== EXTRACTED MATERIAL ==

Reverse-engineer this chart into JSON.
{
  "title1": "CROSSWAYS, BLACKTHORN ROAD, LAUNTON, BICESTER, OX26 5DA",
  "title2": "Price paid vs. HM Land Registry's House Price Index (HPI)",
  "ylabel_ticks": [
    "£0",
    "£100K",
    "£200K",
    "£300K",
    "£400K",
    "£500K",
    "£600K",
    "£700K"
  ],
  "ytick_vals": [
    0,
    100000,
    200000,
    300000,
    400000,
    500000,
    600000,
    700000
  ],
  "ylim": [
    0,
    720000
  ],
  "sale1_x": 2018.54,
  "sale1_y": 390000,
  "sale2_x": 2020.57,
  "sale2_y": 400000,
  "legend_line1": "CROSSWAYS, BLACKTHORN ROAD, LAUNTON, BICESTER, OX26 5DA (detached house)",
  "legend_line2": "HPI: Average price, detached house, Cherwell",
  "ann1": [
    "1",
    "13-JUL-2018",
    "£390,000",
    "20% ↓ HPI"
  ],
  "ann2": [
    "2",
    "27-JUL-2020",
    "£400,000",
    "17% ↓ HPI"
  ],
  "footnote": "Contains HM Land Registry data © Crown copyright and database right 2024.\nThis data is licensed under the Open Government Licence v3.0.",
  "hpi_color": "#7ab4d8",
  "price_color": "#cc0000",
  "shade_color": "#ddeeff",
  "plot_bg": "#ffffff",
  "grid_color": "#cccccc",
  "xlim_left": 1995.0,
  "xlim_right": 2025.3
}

===

REQUIRED WORK -> Copy out the lines that hold "BLACKTHORN".

FINISHED EXERCISE ->
  "title1": "CROSSWAYS, BLACKTHORN ROAD, LAUNTON, BICESTER, OX26 5DA",
  "legend_line1": "CROSSWAYS, BLACKTHORN ROAD, LAUNTON, BICESTER, OX26 5DA (detached house)",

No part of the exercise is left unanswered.